> _WHAT YOU ARE ASKED TO DO_: For every line in the records that has the word "oilasining", make a copy.

> _Dataset items_:
------

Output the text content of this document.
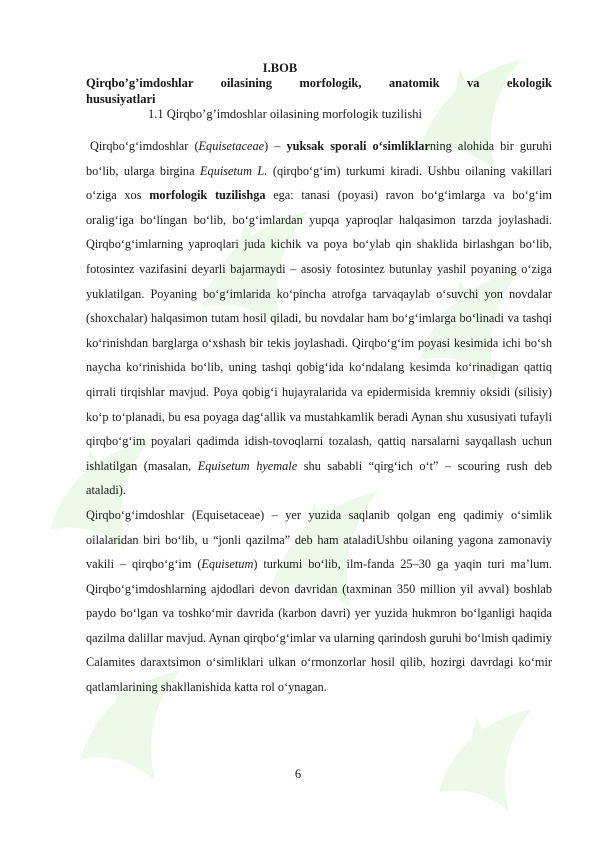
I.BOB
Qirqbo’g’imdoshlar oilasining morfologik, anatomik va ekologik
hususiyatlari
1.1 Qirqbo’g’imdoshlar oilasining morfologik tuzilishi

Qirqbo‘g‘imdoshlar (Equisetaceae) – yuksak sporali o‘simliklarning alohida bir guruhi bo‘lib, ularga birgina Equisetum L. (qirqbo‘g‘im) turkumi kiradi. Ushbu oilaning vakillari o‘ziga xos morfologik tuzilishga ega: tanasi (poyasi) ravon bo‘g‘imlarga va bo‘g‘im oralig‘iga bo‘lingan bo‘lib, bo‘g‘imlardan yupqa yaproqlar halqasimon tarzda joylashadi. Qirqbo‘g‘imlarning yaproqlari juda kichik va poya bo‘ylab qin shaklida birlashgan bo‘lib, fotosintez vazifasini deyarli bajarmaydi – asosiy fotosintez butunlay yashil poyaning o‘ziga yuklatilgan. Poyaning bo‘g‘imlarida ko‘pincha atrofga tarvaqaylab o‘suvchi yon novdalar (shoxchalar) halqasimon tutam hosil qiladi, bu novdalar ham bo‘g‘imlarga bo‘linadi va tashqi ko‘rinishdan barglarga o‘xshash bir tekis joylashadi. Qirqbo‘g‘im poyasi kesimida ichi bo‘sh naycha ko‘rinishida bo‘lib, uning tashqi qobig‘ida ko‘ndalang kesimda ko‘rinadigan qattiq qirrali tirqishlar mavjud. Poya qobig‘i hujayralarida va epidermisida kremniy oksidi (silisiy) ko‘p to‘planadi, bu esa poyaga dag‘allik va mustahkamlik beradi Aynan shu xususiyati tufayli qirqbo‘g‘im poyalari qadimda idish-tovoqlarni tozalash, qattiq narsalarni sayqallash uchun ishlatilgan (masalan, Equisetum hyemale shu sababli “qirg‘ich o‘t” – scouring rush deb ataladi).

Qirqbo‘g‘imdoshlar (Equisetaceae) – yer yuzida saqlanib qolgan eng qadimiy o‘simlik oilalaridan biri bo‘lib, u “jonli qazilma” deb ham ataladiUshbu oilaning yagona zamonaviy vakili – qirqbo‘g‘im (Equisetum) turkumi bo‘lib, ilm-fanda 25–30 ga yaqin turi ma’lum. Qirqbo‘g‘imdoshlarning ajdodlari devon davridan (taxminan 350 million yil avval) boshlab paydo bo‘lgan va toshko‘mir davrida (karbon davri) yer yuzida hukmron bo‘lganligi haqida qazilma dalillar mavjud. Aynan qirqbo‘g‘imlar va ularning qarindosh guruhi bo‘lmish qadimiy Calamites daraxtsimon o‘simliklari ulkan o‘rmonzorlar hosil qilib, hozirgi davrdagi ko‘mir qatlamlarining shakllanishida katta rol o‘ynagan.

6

------

> _REPLY TO THE EXERCISE_:
Qirqbo’g’imdoshlar oilasining morfologik, anatomik va ekologik
1.1 Qirqbo’g’imdoshlar oilasining morfologik tuzilishi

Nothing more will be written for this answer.